WHAT TO DO:
Copy out each line of the data holding "coords".

MATERIAL TO PROCESS:

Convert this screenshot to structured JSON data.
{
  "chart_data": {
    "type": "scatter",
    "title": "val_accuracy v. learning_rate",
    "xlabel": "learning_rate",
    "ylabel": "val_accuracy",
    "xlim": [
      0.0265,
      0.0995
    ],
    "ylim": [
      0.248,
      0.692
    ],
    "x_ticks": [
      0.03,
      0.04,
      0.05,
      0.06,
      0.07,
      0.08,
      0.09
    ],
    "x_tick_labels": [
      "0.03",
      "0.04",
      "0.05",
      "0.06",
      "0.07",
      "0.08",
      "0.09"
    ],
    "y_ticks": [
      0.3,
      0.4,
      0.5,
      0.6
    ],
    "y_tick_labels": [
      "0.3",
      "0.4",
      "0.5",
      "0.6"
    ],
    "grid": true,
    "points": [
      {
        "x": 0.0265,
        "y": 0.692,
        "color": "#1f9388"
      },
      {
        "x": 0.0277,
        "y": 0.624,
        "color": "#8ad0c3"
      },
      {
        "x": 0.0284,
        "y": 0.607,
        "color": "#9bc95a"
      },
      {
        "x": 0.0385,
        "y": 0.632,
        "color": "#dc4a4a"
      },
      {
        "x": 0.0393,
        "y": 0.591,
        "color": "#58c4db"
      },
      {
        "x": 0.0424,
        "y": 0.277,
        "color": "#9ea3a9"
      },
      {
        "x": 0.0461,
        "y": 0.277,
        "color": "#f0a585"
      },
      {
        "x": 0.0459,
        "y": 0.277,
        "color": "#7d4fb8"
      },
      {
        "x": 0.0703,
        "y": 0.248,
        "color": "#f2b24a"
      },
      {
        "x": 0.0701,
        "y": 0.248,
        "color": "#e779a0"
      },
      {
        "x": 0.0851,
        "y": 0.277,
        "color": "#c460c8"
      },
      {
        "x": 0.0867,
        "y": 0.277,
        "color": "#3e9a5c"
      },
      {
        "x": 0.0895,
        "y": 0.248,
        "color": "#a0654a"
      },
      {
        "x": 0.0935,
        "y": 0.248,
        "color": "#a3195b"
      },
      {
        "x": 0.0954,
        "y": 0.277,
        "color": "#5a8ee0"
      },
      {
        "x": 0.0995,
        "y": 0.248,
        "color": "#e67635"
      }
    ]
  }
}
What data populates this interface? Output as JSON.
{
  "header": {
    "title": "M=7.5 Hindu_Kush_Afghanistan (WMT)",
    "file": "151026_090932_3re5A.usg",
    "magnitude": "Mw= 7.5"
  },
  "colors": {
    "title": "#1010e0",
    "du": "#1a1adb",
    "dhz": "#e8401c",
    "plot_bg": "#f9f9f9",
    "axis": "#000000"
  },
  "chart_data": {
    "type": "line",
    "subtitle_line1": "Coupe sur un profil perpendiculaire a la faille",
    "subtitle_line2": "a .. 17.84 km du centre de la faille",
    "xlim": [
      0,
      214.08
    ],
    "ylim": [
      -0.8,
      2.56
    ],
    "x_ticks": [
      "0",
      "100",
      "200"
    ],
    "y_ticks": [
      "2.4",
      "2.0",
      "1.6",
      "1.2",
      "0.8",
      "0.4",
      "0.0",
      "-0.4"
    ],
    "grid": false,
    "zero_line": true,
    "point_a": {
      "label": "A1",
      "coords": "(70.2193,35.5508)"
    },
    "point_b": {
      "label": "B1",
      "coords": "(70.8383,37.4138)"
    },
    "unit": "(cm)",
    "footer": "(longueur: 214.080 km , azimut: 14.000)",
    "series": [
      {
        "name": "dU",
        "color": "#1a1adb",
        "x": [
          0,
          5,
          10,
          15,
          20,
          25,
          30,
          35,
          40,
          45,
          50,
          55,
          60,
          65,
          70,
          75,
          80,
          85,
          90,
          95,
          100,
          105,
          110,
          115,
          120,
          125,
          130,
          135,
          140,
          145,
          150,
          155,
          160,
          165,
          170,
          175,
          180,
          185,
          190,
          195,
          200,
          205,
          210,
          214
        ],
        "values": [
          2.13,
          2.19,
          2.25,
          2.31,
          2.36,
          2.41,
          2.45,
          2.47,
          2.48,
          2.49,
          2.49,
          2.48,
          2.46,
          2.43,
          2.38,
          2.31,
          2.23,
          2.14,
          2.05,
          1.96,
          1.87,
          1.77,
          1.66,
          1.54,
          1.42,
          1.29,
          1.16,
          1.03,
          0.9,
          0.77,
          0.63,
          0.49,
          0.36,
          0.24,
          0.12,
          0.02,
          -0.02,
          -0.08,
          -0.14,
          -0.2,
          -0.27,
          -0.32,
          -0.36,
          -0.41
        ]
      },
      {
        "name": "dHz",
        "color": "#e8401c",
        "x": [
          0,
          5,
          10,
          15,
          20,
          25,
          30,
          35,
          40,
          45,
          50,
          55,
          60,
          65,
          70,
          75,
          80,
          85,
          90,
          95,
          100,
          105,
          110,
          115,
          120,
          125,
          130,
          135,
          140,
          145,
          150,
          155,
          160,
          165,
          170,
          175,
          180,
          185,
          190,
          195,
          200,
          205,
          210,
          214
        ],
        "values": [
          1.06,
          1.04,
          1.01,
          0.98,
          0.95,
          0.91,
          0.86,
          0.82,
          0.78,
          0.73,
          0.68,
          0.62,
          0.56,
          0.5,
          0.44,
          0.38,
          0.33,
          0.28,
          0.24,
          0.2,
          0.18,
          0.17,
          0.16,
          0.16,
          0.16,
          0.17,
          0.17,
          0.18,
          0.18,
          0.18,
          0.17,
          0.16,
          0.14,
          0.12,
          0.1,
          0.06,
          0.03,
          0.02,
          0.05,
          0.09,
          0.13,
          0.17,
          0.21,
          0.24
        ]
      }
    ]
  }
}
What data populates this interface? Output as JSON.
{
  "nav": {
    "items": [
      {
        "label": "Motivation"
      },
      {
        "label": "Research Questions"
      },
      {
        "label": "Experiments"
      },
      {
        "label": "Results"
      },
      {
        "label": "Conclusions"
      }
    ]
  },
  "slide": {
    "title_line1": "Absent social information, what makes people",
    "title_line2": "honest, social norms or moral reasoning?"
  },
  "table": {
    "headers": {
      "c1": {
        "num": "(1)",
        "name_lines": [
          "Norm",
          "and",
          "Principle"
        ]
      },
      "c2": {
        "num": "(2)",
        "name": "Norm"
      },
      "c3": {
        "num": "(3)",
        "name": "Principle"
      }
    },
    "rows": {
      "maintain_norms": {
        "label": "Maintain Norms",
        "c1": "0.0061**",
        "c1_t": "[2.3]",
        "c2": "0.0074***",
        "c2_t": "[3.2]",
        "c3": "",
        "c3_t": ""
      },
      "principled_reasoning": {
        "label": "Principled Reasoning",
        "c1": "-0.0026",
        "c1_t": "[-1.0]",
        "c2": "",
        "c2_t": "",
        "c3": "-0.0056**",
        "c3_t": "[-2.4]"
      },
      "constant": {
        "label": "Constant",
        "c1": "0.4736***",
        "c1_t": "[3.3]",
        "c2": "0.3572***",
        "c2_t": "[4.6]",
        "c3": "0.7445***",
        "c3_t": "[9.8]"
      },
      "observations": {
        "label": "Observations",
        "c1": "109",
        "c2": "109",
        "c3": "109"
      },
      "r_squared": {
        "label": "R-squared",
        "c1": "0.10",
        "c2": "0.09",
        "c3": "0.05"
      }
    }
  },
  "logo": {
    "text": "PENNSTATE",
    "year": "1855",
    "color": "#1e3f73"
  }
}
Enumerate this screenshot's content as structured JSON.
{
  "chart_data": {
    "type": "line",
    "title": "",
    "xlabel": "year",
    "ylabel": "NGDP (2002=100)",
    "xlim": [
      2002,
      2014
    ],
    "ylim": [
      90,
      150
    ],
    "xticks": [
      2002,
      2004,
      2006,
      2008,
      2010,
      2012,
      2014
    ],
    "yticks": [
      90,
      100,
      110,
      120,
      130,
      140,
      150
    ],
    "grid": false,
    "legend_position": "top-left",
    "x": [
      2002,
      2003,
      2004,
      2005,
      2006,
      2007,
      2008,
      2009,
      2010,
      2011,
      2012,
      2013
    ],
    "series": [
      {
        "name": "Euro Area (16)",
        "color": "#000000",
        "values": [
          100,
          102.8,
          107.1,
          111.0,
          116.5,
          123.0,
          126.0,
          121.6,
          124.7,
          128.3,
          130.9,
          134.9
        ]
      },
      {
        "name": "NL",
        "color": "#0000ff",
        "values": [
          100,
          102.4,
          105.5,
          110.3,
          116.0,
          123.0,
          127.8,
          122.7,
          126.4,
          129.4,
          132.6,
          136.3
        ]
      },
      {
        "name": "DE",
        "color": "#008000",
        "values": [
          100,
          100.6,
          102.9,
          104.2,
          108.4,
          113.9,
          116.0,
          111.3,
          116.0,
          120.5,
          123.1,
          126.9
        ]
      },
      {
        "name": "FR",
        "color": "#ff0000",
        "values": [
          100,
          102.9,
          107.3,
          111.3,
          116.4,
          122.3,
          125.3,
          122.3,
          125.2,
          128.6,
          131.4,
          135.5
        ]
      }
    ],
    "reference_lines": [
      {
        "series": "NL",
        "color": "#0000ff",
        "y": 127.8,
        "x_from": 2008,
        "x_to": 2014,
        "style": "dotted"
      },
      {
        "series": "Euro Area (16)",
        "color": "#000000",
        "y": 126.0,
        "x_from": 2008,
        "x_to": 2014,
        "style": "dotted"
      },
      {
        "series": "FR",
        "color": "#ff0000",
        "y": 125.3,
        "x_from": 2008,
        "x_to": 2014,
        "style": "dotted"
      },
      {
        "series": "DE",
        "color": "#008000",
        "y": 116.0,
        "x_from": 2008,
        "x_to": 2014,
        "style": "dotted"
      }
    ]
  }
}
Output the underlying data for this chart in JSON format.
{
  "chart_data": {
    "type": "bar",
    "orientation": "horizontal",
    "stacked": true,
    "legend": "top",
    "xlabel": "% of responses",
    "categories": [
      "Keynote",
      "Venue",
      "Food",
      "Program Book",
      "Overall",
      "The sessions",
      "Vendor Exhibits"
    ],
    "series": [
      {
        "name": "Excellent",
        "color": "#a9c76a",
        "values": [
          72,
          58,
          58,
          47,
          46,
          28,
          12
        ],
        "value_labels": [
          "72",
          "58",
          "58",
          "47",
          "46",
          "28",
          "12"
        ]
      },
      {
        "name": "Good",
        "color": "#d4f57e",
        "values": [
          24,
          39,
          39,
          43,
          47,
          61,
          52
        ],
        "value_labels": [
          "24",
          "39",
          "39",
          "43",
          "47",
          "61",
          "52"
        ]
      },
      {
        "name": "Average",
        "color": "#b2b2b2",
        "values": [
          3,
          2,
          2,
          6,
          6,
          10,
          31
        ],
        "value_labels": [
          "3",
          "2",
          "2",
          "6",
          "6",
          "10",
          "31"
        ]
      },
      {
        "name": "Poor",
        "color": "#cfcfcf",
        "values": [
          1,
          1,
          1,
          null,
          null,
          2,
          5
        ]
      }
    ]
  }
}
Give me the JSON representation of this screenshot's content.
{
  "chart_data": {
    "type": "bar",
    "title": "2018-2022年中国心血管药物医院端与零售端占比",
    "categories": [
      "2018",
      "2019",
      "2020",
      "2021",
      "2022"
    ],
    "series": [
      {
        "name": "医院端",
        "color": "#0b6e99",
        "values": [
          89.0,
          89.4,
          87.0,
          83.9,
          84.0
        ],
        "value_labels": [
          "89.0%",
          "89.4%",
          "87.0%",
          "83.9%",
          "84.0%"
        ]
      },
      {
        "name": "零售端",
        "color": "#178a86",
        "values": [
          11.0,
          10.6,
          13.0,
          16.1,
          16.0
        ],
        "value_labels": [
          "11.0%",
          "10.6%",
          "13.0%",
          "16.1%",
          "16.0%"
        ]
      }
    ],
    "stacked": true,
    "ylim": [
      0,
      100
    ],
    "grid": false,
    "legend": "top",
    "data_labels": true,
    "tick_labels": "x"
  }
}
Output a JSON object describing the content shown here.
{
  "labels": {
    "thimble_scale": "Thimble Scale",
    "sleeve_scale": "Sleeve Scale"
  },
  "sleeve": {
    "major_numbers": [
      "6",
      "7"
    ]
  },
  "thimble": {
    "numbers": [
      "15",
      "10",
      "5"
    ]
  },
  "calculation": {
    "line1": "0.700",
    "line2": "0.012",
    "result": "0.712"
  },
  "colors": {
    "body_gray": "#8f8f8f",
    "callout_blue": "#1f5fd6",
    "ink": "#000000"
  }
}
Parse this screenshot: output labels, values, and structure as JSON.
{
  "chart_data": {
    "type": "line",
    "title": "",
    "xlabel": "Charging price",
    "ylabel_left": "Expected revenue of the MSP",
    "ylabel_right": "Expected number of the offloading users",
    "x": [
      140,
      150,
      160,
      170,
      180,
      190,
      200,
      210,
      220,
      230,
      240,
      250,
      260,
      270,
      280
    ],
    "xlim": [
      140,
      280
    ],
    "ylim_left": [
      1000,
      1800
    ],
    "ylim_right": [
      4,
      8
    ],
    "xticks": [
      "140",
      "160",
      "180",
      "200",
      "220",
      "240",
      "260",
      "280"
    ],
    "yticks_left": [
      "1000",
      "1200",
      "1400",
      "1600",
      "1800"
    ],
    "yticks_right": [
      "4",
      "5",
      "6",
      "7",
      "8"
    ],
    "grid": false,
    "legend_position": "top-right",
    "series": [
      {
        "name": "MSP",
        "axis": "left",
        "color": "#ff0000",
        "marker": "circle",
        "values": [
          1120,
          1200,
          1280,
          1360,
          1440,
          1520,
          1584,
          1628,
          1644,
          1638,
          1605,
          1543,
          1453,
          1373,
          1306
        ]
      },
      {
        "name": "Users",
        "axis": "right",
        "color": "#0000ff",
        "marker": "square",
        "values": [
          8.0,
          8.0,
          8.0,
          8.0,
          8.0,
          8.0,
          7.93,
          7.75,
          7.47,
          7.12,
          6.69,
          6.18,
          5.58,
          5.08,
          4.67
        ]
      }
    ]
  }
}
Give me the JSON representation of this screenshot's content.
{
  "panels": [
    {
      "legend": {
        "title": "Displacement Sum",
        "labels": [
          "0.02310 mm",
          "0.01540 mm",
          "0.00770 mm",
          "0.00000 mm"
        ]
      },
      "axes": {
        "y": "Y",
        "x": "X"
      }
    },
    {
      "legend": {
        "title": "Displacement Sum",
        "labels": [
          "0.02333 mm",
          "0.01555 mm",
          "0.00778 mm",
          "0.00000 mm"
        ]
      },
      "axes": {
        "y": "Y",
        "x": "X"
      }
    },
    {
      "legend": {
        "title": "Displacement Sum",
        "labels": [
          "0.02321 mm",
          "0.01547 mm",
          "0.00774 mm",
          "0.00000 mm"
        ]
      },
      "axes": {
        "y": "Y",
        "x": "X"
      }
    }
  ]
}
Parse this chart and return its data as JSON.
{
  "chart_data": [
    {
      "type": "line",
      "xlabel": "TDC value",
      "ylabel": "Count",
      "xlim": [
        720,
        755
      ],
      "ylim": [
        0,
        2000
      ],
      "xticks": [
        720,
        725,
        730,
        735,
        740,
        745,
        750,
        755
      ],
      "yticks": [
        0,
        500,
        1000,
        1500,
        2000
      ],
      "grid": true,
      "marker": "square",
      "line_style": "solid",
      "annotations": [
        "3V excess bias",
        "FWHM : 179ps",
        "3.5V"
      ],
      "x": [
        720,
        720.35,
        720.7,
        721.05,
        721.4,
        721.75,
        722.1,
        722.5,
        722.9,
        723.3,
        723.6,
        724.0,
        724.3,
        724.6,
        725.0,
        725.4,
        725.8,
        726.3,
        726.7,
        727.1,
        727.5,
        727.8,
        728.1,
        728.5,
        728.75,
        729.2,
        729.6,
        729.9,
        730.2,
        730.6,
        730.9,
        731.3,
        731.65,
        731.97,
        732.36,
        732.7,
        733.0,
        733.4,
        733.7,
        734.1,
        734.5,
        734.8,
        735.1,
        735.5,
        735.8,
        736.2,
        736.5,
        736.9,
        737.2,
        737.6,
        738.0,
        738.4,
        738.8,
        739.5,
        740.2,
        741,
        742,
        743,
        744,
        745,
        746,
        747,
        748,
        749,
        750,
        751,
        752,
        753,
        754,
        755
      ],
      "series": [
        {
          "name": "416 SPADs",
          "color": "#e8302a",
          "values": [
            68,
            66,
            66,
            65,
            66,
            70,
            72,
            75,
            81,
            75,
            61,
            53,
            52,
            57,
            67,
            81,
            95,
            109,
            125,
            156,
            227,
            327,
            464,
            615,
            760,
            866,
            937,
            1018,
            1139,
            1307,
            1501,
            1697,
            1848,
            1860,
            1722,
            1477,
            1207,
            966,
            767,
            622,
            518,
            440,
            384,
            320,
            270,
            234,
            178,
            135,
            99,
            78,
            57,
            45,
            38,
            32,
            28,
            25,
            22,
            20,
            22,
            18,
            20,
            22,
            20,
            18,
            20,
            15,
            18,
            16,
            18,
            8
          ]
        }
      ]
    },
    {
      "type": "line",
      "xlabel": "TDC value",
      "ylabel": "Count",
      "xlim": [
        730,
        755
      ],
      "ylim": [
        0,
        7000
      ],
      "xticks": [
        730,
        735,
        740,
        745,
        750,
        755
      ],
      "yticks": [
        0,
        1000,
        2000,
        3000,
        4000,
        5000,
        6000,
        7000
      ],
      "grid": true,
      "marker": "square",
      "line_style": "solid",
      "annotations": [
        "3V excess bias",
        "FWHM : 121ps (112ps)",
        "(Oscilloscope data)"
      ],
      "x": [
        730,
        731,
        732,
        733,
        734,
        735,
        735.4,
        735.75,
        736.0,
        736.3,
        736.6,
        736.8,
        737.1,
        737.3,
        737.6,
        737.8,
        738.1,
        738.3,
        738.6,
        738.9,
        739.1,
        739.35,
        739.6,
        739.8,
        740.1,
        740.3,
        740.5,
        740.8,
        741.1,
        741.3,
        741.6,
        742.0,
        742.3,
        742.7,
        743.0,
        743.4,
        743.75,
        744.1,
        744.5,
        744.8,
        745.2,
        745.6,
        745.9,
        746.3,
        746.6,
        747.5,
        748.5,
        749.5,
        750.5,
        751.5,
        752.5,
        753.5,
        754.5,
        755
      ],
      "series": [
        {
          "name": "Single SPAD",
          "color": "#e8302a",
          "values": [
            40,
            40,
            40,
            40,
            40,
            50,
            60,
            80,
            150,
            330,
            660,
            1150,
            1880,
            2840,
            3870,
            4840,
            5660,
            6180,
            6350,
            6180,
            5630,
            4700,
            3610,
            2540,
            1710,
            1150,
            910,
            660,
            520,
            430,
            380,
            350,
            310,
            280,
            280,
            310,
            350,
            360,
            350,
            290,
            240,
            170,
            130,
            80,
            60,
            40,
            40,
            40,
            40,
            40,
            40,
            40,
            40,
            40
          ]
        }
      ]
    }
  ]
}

FULL ANSWER:
      "coords": "(70.2193,35.5508)"
      "coords": "(70.8383,37.4138)"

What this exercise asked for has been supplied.